▸ **Stated problem**:
List each line of the data in which the string "Read" appears.

Dataset items
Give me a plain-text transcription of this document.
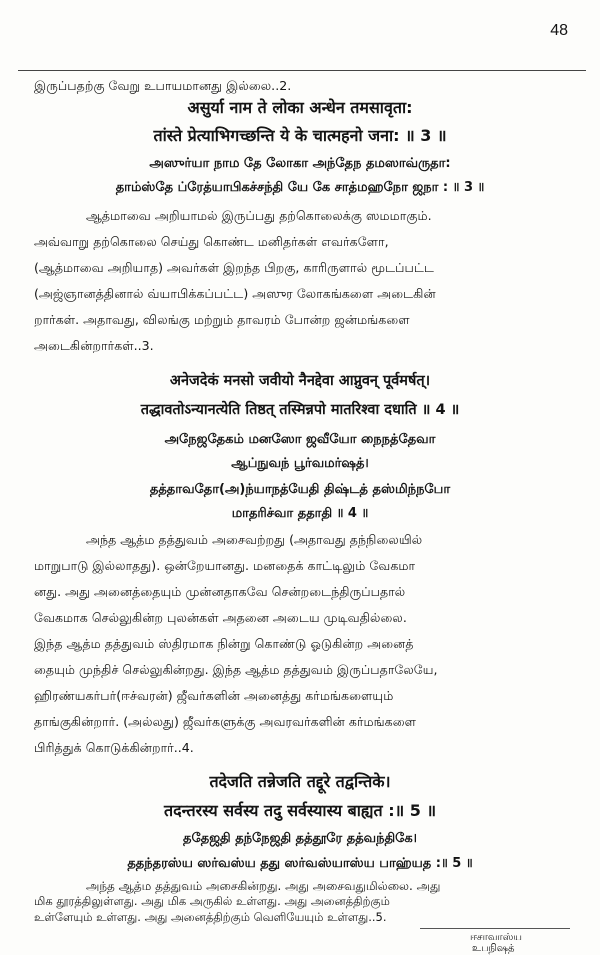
48
இருப்பதற்கு வேறு உபாயமானது இல்லை..2.
असुर्या नाम ते लोका अन्धेन तमसावृता:
तांस्ते प्रेत्याभिगच्छन्ति ये के चात्महनो जना: ॥ 3 ॥
அஸுர்யா நாம தே லோகா அந்தேந தமஸாவ்ருதா:
தாம்ஸ்தே ப்ரேத்யாபிகச்சந்தி யே கே சாத்மஹநோ ஜநா : ॥ 3 ॥
ஆத்மாவை அறியாமல் இருப்பது தற்கொலைக்கு ஸமமாகும்.
அவ்வாறு தற்கொலை செய்து கொண்ட மனிதர்கள் எவர்களோ,
(ஆத்மாவை அறியாத) அவர்கள் இறந்த பிறகு, காரிருளால் மூடப்பட்ட
(அஜ்ஞானத்தினால் வ்யாபிக்கப்பட்ட) அஸுர லோகங்களை அடைகின்
றார்கள். அதாவது, விலங்கு மற்றும் தாவரம் போன்ற ஜன்மங்களை
அடைகின்றார்கள்..3.
अनेजदेकं मनसो जवीयो नैनद्देवा आप्नुवन् पूर्वमर्षत्।
तद्धावतोऽन्यानत्येति तिष्ठत् तस्मिन्नपो मातरिश्वा दधाति ॥ 4 ॥
அநேஜதேகம் மனஸோ ஜவீயோ நைநத்தேவா
ஆப்நுவந் பூர்வமர்ஷத்।
தத்தாவதோ(அ)ந்யாநத்யேதி திஷ்டத் தஸ்மிந்நபோ
மாதரிச்வா ததாதி ॥ 4 ॥
அந்த ஆத்ம தத்துவம் அசைவற்றது (அதாவது தந்நிலையில்
மாறுபாடு இல்லாதது). ஒன்றேயானது. மனதைக் காட்டிலும் வேகமா
னது. அது அனைத்தையும் முன்னதாகவே சென்றடைந்திருப்பதால்
வேகமாக செல்லுகின்ற புலன்கள் அதனை அடைய முடிவதில்லை.
இந்த ஆத்ம தத்துவம் ஸ்திரமாக நின்று கொண்டு ஓடுகின்ற அனைத்
தையும் முந்திச் செல்லுகின்றது. இந்த ஆத்ம தத்துவம் இருப்பதாலேயே,
ஹிரண்யகர்பர்(ஈச்வரன்) ஜீவர்களின் அனைத்து கர்மங்களையும்
தாங்குகின்றார். (அல்லது) ஜீவர்களுக்கு அவரவர்களின் கர்மங்களை
பிரித்துக் கொடுக்கின்றார்..4.
तदेजति तन्नेजति तद्दूरे तद्वन्तिके।
तदन्तरस्य सर्वस्य तदु सर्वस्यास्य बाह्यत :॥ 5 ॥
ததேஜதி தந்நேஜதி தத்தூரே தத்வந்திகே।
ததந்தரஸ்ய ஸர்வஸ்ய தது ஸர்வஸ்யாஸ்ய பாஹ்யத :॥ 5 ॥
அந்த ஆத்ம தத்துவம் அசைகின்றது. அது அசைவதுமில்லை. அது
மிக தூரத்திலுள்ளது. அது மிக அருகில் உள்ளது. அது அனைத்திற்கும்
உள்ளேயும் உள்ளது. அது அனைத்திற்கும் வெளியேயும் உள்ளது..5.
ஈசாவாஸ்ய
உபநிஷத்
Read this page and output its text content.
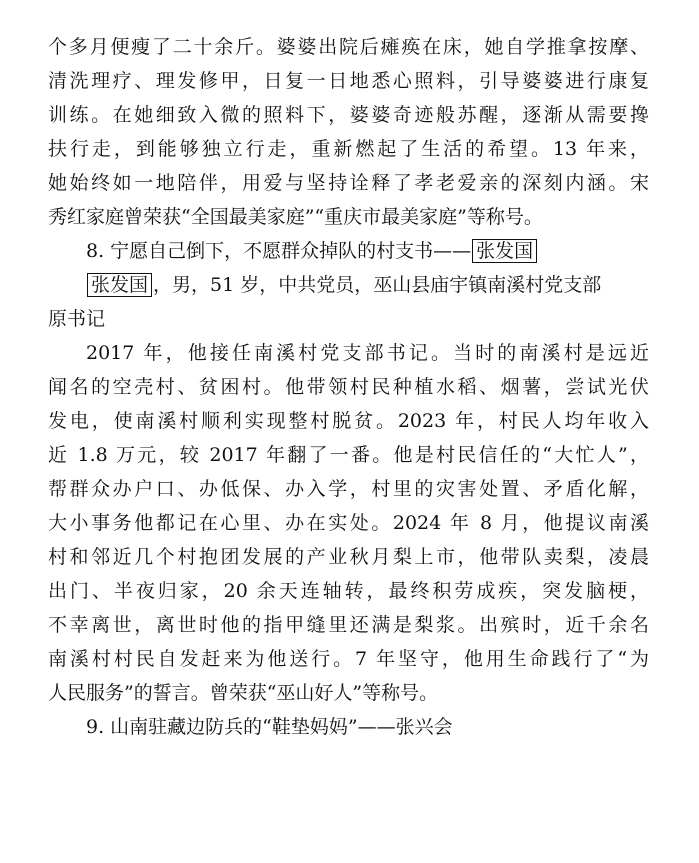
个多月便瘦了二十余斤。婆婆出院后瘫痪在床，她自学推拿按摩、
清洗理疗、理发修甲，日复一日地悉心照料，引导婆婆进行康复
训练。在她细致入微的照料下，婆婆奇迹般苏醒，逐渐从需要搀
扶行走，到能够独立行走，重新燃起了生活的希望。13 年来，
她始终如一地陪伴，用爱与坚持诠释了孝老爱亲的深刻内涵。宋
秀红家庭曾荣获“全国最美家庭”“重庆市最美家庭”等称号。
8. 宁愿自己倒下，不愿群众掉队的村支书—— 张发国
张发国 ，男，51 岁，中共党员，巫山县庙宇镇南溪村党支部
原书记
2017 年，他接任南溪村党支部书记。当时的南溪村是远近
闻名的空壳村、贫困村。他带领村民种植水稻、烟薯，尝试光伏
发电，使南溪村顺利实现整村脱贫。2023 年，村民人均年收入
近 1.8 万元，较 2017 年翻了一番。他是村民信任的“大忙人”，
帮群众办户口、办低保、办入学，村里的灾害处置、矛盾化解，
大小事务他都记在心里、办在实处。2024 年 8 月，他提议南溪
村和邻近几个村抱团发展的产业秋月梨上市，他带队卖梨，凌晨
出门、半夜归家，20 余天连轴转，最终积劳成疾，突发脑梗，
不幸离世，离世时他的指甲缝里还满是梨浆。出殡时，近千余名
南溪村村民自发赶来为他送行。7 年坚守，他用生命践行了“为
人民服务”的誓言。曾荣获“巫山好人”等称号。
9. 山南驻藏边防兵的“鞋垫妈妈”——张兴会
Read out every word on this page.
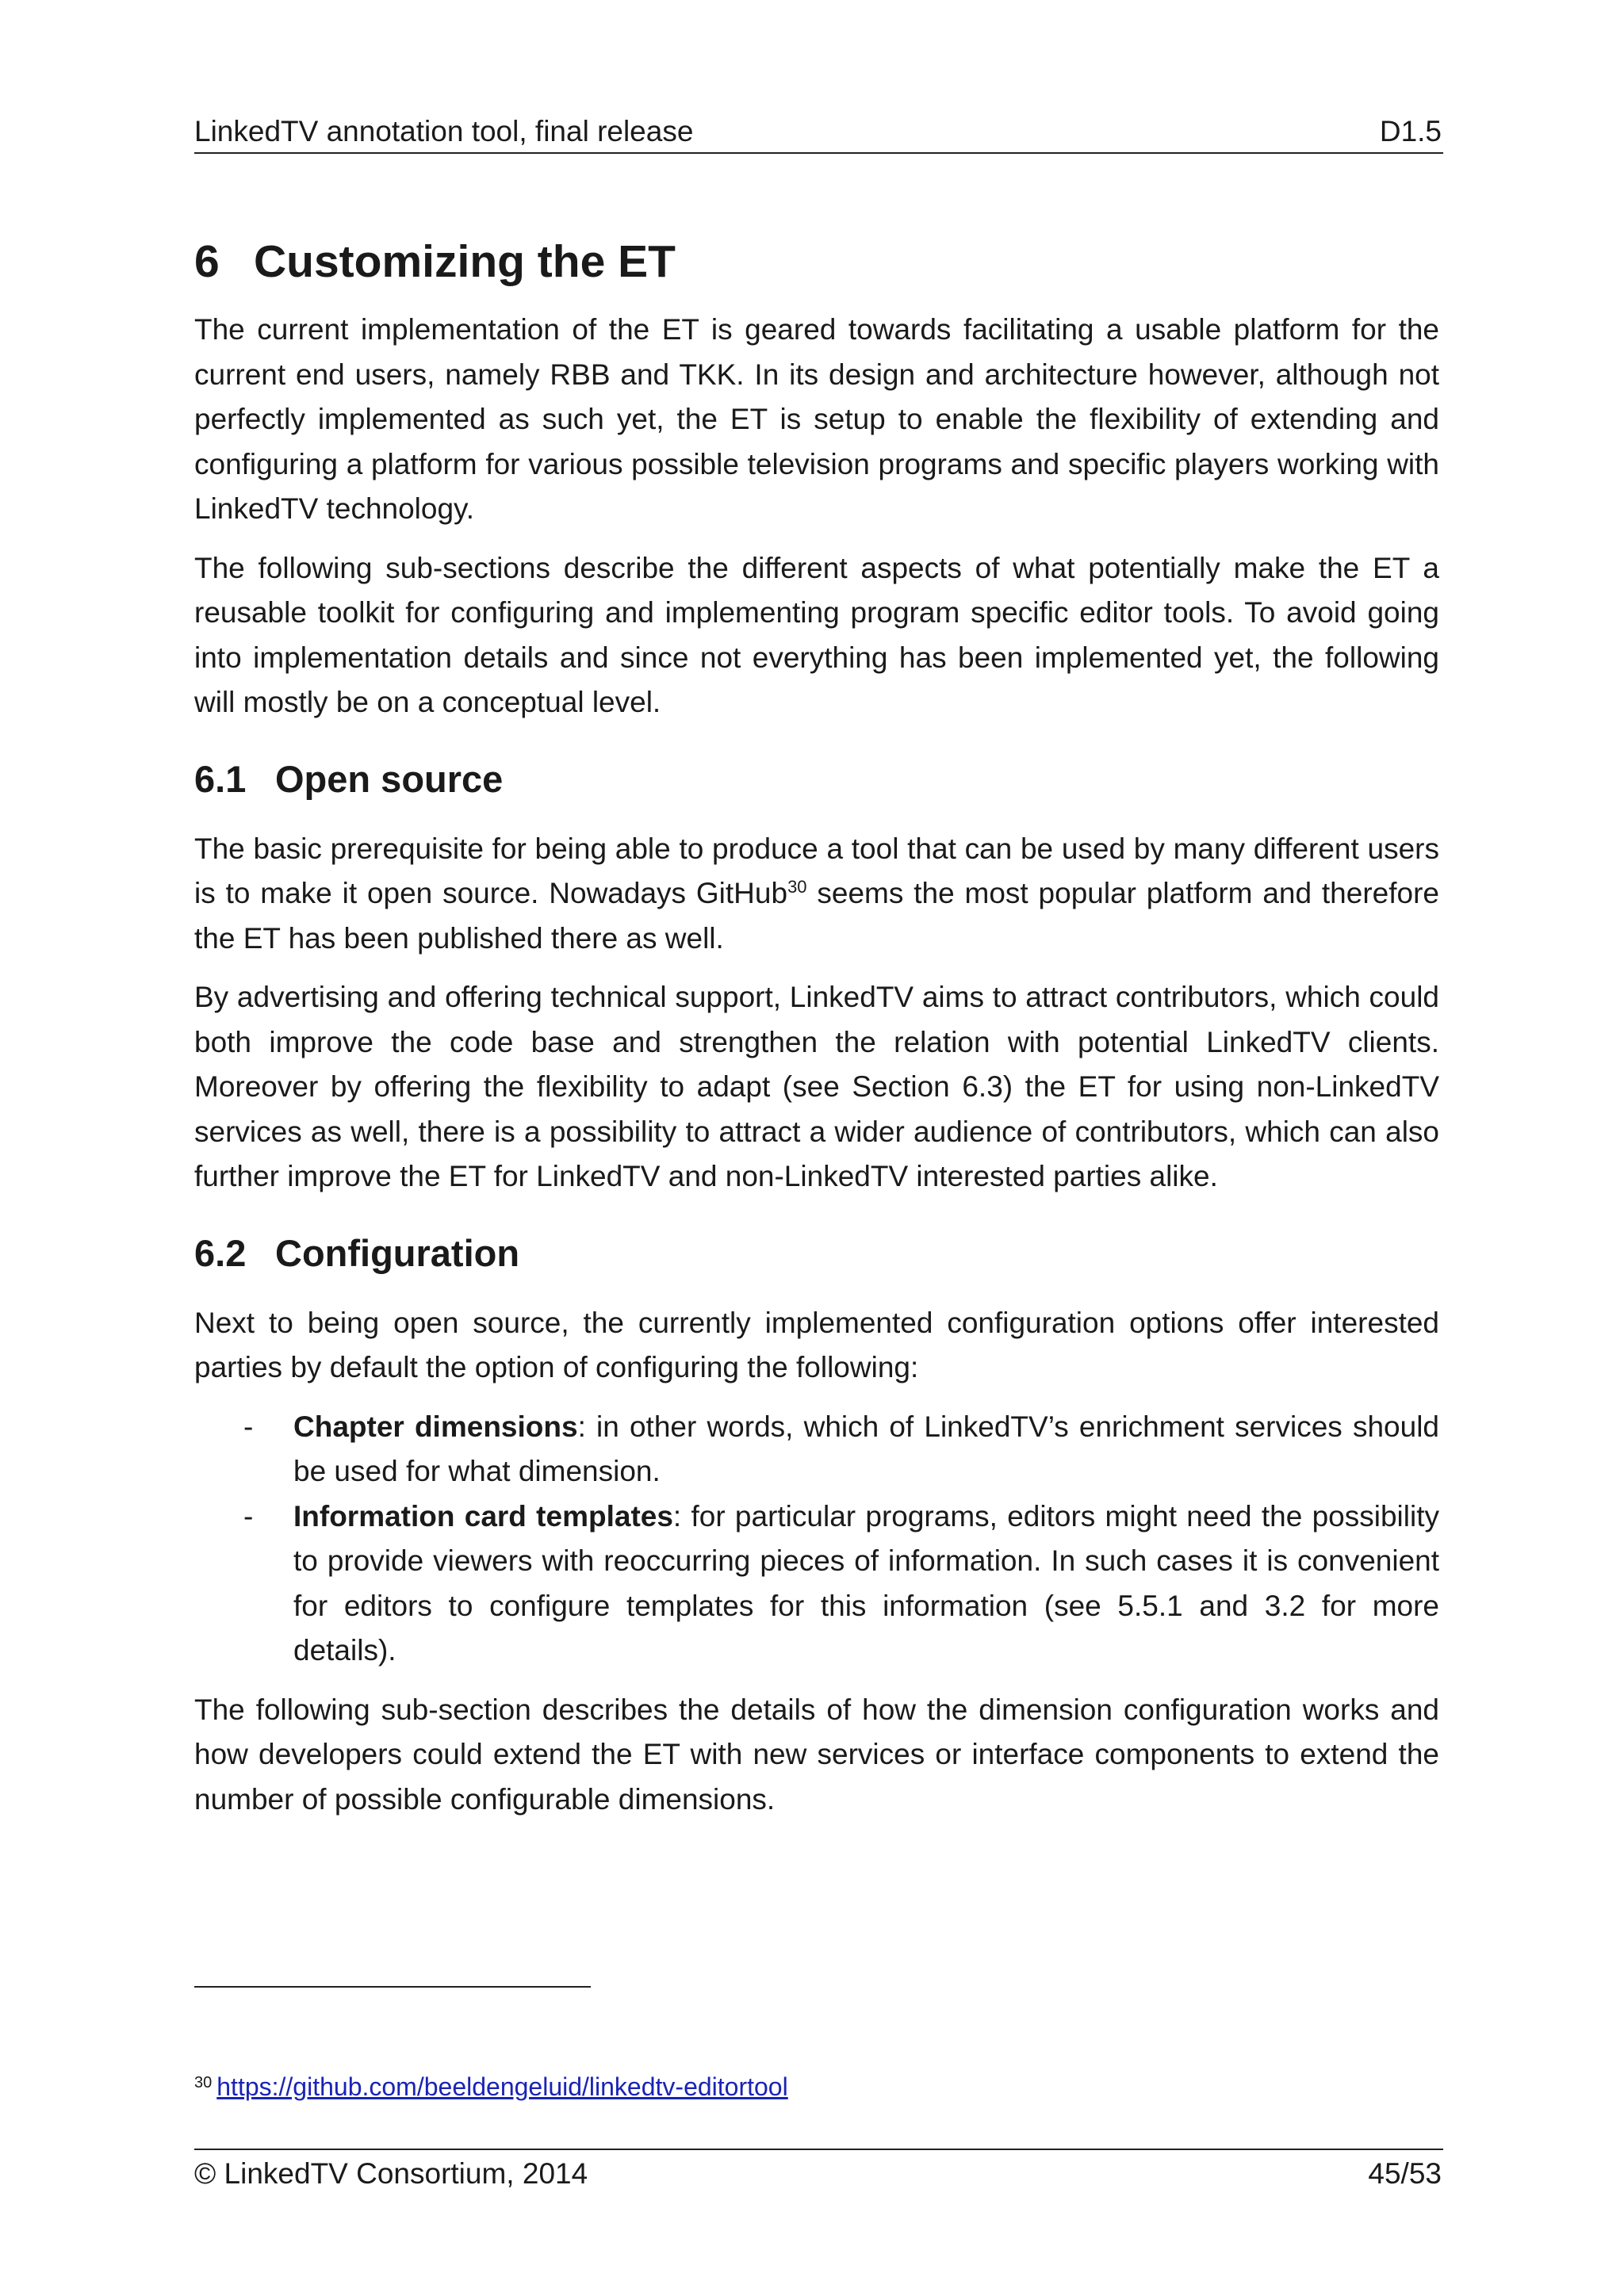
LinkedTV annotation tool, final release	D1.5
6 Customizing the ET

The current implementation of the ET is geared towards facilitating a usable platform for the current end users, namely RBB and TKK. In its design and architecture however, although not perfectly implemented as such yet, the ET is setup to enable the flexibility of extending and configuring a platform for various possible television programs and specific players working with LinkedTV technology.

The following sub-sections describe the different aspects of what potentially make the ET a reusable toolkit for configuring and implementing program specific editor tools. To avoid going into implementation details and since not everything has been implemented yet, the following will mostly be on a conceptual level.

6.1 Open source

The basic prerequisite for being able to produce a tool that can be used by many different users is to make it open source. Nowadays GitHub$^{30}$ seems the most popular platform and therefore the ET has been published there as well.

By advertising and offering technical support, LinkedTV aims to attract contributors, which could both improve the code base and strengthen the relation with potential LinkedTV clients. Moreover by offering the flexibility to adapt (see Section 6.3) the ET for using non-LinkedTV services as well, there is a possibility to attract a wider audience of contributors, which can also further improve the ET for LinkedTV and non-LinkedTV interested parties alike.

6.2 Configuration

Next to being open source, the currently implemented configuration options offer interested parties by default the option of configuring the following:

- Chapter dimensions: in other words, which of LinkedTV’s enrichment services should be used for what dimension.
- Information card templates: for particular programs, editors might need the possibility to provide viewers with reoccurring pieces of information. In such cases it is convenient for editors to configure templates for this information (see 5.5.1 and 3.2 for more details).

The following sub-section describes the details of how the dimension configuration works and how developers could extend the ET with new services or interface components to extend the number of possible configurable dimensions.

$^{30}$ https://github.com/beeldengeluid/linkedtv-editortool
© LinkedTV Consortium, 2014	45/53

▸ **Output below**:
Read this page and output its text content.
Read out every word on this page.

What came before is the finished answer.